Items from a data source
— Start —

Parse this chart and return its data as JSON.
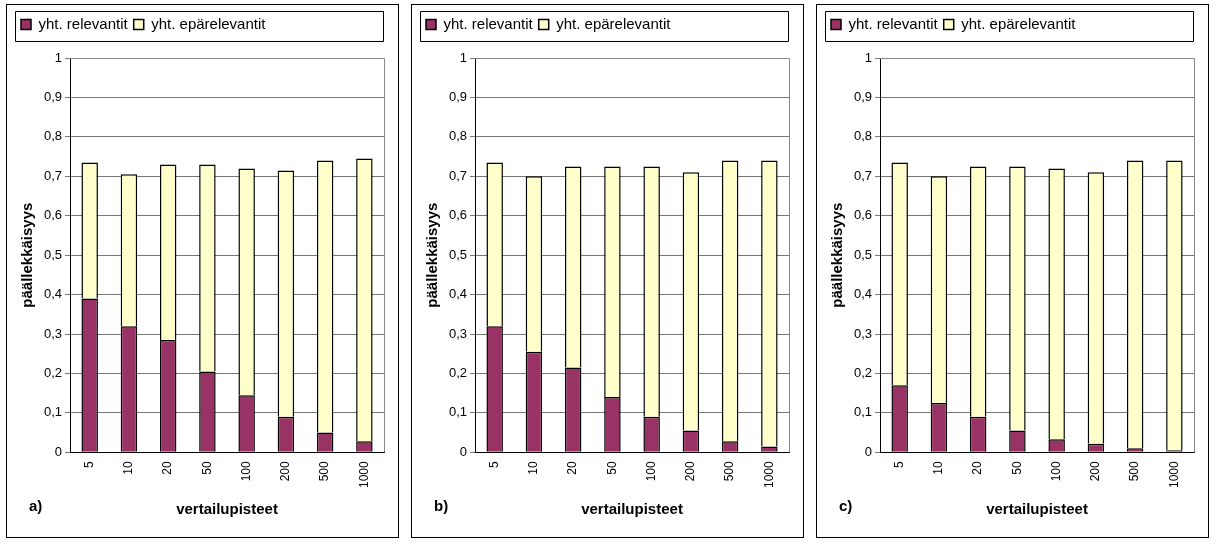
{
  "chart_data": [
    {
      "type": "bar",
      "stacked": true,
      "categories": [
        "5",
        "10",
        "20",
        "50",
        "100",
        "200",
        "500",
        "1000"
      ],
      "ylabel": "päällekkäisyys",
      "xlabel": "vertailupisteet",
      "annotations": [
        "a)"
      ],
      "legend": "top",
      "grid": "y",
      "ylim": [
        0,
        1
      ],
      "yticks": [
        {
          "value": 0,
          "label": "0"
        },
        {
          "value": 0.1,
          "label": "0,1"
        },
        {
          "value": 0.2,
          "label": "0,2"
        },
        {
          "value": 0.3,
          "label": "0,3"
        },
        {
          "value": 0.4,
          "label": "0,4"
        },
        {
          "value": 0.5,
          "label": "0,5"
        },
        {
          "value": 0.6,
          "label": "0,6"
        },
        {
          "value": 0.7,
          "label": "0,7"
        },
        {
          "value": 0.8,
          "label": "0,8"
        },
        {
          "value": 0.9,
          "label": "0,9"
        },
        {
          "value": 1,
          "label": "1"
        }
      ],
      "series": [
        {
          "name": "yht. relevantit",
          "color": "#993366",
          "values": [
            0.39,
            0.32,
            0.285,
            0.205,
            0.145,
            0.09,
            0.05,
            0.028
          ]
        },
        {
          "name": "yht. epärelevantit",
          "color": "#ffffcc",
          "values": [
            0.345,
            0.385,
            0.445,
            0.525,
            0.575,
            0.625,
            0.69,
            0.717
          ]
        }
      ]
    },
    {
      "type": "bar",
      "stacked": true,
      "categories": [
        "5",
        "10",
        "20",
        "50",
        "100",
        "200",
        "500",
        "1000"
      ],
      "ylabel": "päällekkäisyys",
      "xlabel": "vertailupisteet",
      "annotations": [
        "b)"
      ],
      "legend": "top",
      "grid": "y",
      "ylim": [
        0,
        1
      ],
      "yticks": [
        {
          "value": 0,
          "label": "0"
        },
        {
          "value": 0.1,
          "label": "0,1"
        },
        {
          "value": 0.2,
          "label": "0,2"
        },
        {
          "value": 0.3,
          "label": "0,3"
        },
        {
          "value": 0.4,
          "label": "0,4"
        },
        {
          "value": 0.5,
          "label": "0,5"
        },
        {
          "value": 0.6,
          "label": "0,6"
        },
        {
          "value": 0.7,
          "label": "0,7"
        },
        {
          "value": 0.8,
          "label": "0,8"
        },
        {
          "value": 0.9,
          "label": "0,9"
        },
        {
          "value": 1,
          "label": "1"
        }
      ],
      "series": [
        {
          "name": "yht. relevantit",
          "color": "#993366",
          "values": [
            0.32,
            0.255,
            0.215,
            0.14,
            0.09,
            0.055,
            0.028,
            0.015
          ]
        },
        {
          "name": "yht. epärelevantit",
          "color": "#ffffcc",
          "values": [
            0.415,
            0.445,
            0.51,
            0.585,
            0.635,
            0.655,
            0.712,
            0.725
          ]
        }
      ]
    },
    {
      "type": "bar",
      "stacked": true,
      "categories": [
        "5",
        "10",
        "20",
        "50",
        "100",
        "200",
        "500",
        "1000"
      ],
      "ylabel": "päällekkäisyys",
      "xlabel": "vertailupisteet",
      "annotations": [
        "c)"
      ],
      "legend": "top",
      "grid": "y",
      "ylim": [
        0,
        1
      ],
      "yticks": [
        {
          "value": 0,
          "label": "0"
        },
        {
          "value": 0.1,
          "label": "0,1"
        },
        {
          "value": 0.2,
          "label": "0,2"
        },
        {
          "value": 0.3,
          "label": "0,3"
        },
        {
          "value": 0.4,
          "label": "0,4"
        },
        {
          "value": 0.5,
          "label": "0,5"
        },
        {
          "value": 0.6,
          "label": "0,6"
        },
        {
          "value": 0.7,
          "label": "0,7"
        },
        {
          "value": 0.8,
          "label": "0,8"
        },
        {
          "value": 0.9,
          "label": "0,9"
        },
        {
          "value": 1,
          "label": "1"
        }
      ],
      "series": [
        {
          "name": "yht. relevantit",
          "color": "#993366",
          "values": [
            0.17,
            0.125,
            0.09,
            0.055,
            0.033,
            0.022,
            0.01,
            0.005
          ]
        },
        {
          "name": "yht. epärelevantit",
          "color": "#ffffcc",
          "values": [
            0.565,
            0.575,
            0.635,
            0.67,
            0.687,
            0.688,
            0.73,
            0.735
          ]
        }
      ]
    }
  ]
}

— End —

WHAT THE TASK ASKS. Take the entries shown above and quote them verbatim, passing over the pictures.

RESULT OF THIS EXERCISE.
Parse this chart and return its data as JSON.
{
  "chart_data": [
    {
      "type": "bar",
      "stacked": true,
      "categories": [
        "5",
        "10",
        "20",
        "50",
        "100",
        "200",
        "500",
        "1000"
      ],
      "ylabel": "päällekkäisyys",
      "xlabel": "vertailupisteet",
      "annotations": [
        "a)"
      ],
      "legend": "top",
      "grid": "y",
      "ylim": [
        0,
        1
      ],
      "yticks": [
        {
          "value": 0,
          "label": "0"
        },
        {
          "value": 0.1,
          "label": "0,1"
        },
        {
          "value": 0.2,
          "label": "0,2"
        },
        {
          "value": 0.3,
          "label": "0,3"
        },
        {
          "value": 0.4,
          "label": "0,4"
        },
        {
          "value": 0.5,
          "label": "0,5"
        },
        {
          "value": 0.6,
          "label": "0,6"
        },
        {
          "value": 0.7,
          "label": "0,7"
        },
        {
          "value": 0.8,
          "label": "0,8"
        },
        {
          "value": 0.9,
          "label": "0,9"
        },
        {
          "value": 1,
          "label": "1"
        }
      ],
      "series": [
        {
          "name": "yht. relevantit",
          "color": "#993366",
          "values": [
            0.39,
            0.32,
            0.285,
            0.205,
            0.145,
            0.09,
            0.05,
            0.028
          ]
        },
        {
          "name": "yht. epärelevantit",
          "color": "#ffffcc",
          "values": [
            0.345,
            0.385,
            0.445,
            0.525,
            0.575,
            0.625,
            0.69,
            0.717
          ]
        }
      ]
    },
    {
      "type": "bar",
      "stacked": true,
      "categories": [
        "5",
        "10",
        "20",
        "50",
        "100",
        "200",
        "500",
        "1000"
      ],
      "ylabel": "päällekkäisyys",
      "xlabel": "vertailupisteet",
      "annotations": [
        "b)"
      ],
      "legend": "top",
      "grid": "y",
      "ylim": [
        0,
        1
      ],
      "yticks": [
        {
          "value": 0,
          "label": "0"
        },
        {
          "value": 0.1,
          "label": "0,1"
        },
        {
          "value": 0.2,
          "label": "0,2"
        },
        {
          "value": 0.3,
          "label": "0,3"
        },
        {
          "value": 0.4,
          "label": "0,4"
        },
        {
          "value": 0.5,
          "label": "0,5"
        },
        {
          "value": 0.6,
          "label": "0,6"
        },
        {
          "value": 0.7,
          "label": "0,7"
        },
        {
          "value": 0.8,
          "label": "0,8"
        },
        {
          "value": 0.9,
          "label": "0,9"
        },
        {
          "value": 1,
          "label": "1"
        }
      ],
      "series": [
        {
          "name": "yht. relevantit",
          "color": "#993366",
          "values": [
            0.32,
            0.255,
            0.215,
            0.14,
            0.09,
            0.055,
            0.028,
            0.015
          ]
        },
        {
          "name": "yht. epärelevantit",
          "color": "#ffffcc",
          "values": [
            0.415,
            0.445,
            0.51,
            0.585,
            0.635,
            0.655,
            0.712,
            0.725
          ]
        }
      ]
    },
    {
      "type": "bar",
      "stacked": true,
      "categories": [
        "5",
        "10",
        "20",
        "50",
        "100",
        "200",
        "500",
        "1000"
      ],
      "ylabel": "päällekkäisyys",
      "xlabel": "vertailupisteet",
      "annotations": [
        "c)"
      ],
      "legend": "top",
      "grid": "y",
      "ylim": [
        0,
        1
      ],
      "yticks": [
        {
          "value": 0,
          "label": "0"
        },
        {
          "value": 0.1,
          "label": "0,1"
        },
        {
          "value": 0.2,
          "label": "0,2"
        },
        {
          "value": 0.3,
          "label": "0,3"
        },
        {
          "value": 0.4,
          "label": "0,4"
        },
        {
          "value": 0.5,
          "label": "0,5"
        },
        {
          "value": 0.6,
          "label": "0,6"
        },
        {
          "value": 0.7,
          "label": "0,7"
        },
        {
          "value": 0.8,
          "label": "0,8"
        },
        {
          "value": 0.9,
          "label": "0,9"
        },
        {
          "value": 1,
          "label": "1"
        }
      ],
      "series": [
        {
          "name": "yht. relevantit",
          "color": "#993366",
          "values": [
            0.17,
            0.125,
            0.09,
            0.055,
            0.033,
            0.022,
            0.01,
            0.005
          ]
        },
        {
          "name": "yht. epärelevantit",
          "color": "#ffffcc",
          "values": [
            0.565,
            0.575,
            0.635,
            0.67,
            0.687,
            0.688,
            0.73,
            0.735
          ]
        }
      ]
    }
  ]
}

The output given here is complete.